### Excerpted passage
• • •
The British pound edged lower on Thursday as investors anticipated the Bank of England would cut interest rates to a record low later in the session, while a rebound in oil prices from four-month lows lifted Asian stocks.
Sterling slipped 0.1 per cent to $1.3301, but remained some distance from its three-decade low of $1.2798 hit almost a month ago. Meanwhile, MSCI’s broadest index of Asia-Pacific shares outside Japan rose 0.5 per cent, led by gains in resource shares, recovering some ground lost in Wednesday’s 1.5 per cent decline.
European shares were also set to open higher, with financial spreadbetter CMC Markets expecting Britain’s FTSE 100 to rise 0.1 per cent, and Germany’s DAX and France’s CAC 40 to start the day up 0.3 per cent.
The Bank of England is expected to cut its policy rate by at least a quarter percentage point to 0.25 per cent, making its first reduction since 2009, in a bid to ward off a recession that appeared increasingly likely after the United Kingdom voted to quit the European Union in June.
• • •
### Data lines
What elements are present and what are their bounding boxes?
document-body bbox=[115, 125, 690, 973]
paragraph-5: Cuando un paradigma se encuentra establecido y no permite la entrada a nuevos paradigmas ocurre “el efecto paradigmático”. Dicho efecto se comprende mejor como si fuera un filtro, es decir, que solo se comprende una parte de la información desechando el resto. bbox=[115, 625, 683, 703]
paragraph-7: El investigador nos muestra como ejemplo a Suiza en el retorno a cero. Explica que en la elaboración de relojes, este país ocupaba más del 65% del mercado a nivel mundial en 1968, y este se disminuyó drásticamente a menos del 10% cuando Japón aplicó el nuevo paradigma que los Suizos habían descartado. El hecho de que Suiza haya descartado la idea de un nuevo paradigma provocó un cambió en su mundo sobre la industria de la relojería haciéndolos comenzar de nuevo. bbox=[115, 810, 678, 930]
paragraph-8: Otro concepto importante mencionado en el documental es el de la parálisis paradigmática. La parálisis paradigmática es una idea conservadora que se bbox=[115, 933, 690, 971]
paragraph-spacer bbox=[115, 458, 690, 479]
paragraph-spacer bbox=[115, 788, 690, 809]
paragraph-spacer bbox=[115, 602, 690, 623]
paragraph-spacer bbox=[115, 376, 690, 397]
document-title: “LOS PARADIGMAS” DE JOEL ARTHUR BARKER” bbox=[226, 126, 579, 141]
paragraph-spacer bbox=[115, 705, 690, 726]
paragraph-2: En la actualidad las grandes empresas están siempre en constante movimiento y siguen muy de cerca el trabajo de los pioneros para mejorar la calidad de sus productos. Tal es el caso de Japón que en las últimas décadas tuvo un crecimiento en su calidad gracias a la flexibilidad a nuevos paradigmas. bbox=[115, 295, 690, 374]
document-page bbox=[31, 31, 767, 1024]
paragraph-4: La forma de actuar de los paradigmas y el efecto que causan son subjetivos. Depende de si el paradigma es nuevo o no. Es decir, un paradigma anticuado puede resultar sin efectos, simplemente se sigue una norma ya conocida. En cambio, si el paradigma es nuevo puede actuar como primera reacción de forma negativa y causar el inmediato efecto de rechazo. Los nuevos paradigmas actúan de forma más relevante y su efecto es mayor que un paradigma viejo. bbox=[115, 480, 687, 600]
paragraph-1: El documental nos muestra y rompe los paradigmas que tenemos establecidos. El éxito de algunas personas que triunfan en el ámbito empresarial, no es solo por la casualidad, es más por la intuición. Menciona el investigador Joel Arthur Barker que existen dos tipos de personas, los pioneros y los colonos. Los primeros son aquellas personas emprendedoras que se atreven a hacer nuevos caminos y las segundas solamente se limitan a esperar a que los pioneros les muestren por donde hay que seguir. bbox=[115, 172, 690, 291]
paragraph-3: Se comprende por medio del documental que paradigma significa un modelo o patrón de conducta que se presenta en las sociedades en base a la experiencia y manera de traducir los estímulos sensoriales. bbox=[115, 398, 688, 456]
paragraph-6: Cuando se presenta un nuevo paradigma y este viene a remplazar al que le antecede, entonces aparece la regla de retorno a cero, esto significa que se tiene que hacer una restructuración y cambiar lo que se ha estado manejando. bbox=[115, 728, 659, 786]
• • •
### Aim A
Put this sentence from the market report into Spanish: "European shares were also set to open higher, with financial spreadbetter CMC Markets expecting Britain’s FTSE 100 to rise 0.1 per cent, and Germany’s DAX and France’s CAC 40 to start the day up 0.3 per cent."
### Aim B
Pick up the market report on the pound and the Bank of England after its final sentence and keep writing.
The lines have nothing to do with the market report.

### Expected answer A
Las acciones europeas también se preparaban para abrir al alza, y la firma de apuestas financieras CMC Markets esperaba que el FTSE 100 británico subiera un 0,1 por ciento, y que el DAX alemán y el CAC 40 francés comenzaran el día con un alza del 0,3 por ciento.

### Expected answer B
Cut factored in
Currency dealers were uncertain how sterling would react to a rate cut, as it has been largely factored in and the scale of sterling’s declines since the Brexit vote could limit the immediate downside.
“Given the market has a 25 basis-point cut priced at 100 per cent, one would expect a huge spike in GBP/USD if they fail to ease,” Chris Weston, chief market strategist at IG in Melbourne, wrote in a note. “But the real issue is whether they cut by 50 basis points and give a strong indication of quantitative easing in the September meeting.”
Britain’s economy is slowing at the fastest pace since the financial crisis, based on Markit’s monthly all-sector purchasing managers’ index on Wednesday, which recorded the steepest month-on-month decline on record. Many market players also believe the Bank of England may resume its multibillion-pound quantitative easing programme of government bond purchases.
Euro falls
The euro fell 0.1 per cent to $1.1141, retreating from its five-week high of $1.1234 touched on Monday. Oil, which jumped more than 3 per cent on Wednesday, extended gains in Asian trade on Thursday, as larger-than-expected draw on petrol stocks in the United States eased concerns about global supply glut.
Brent crude futures rose 0.7 per cent on Thursday to $43.38 per barrel, extending its recovery from Monday’s four-month low of $41.41. US crude gained 0.8 per cent to $41.16 per barrel. Energy shares also rose, contributing to gains on Wall Street, with the S&P 500 index closing up 0.3 per cent on Wednesday.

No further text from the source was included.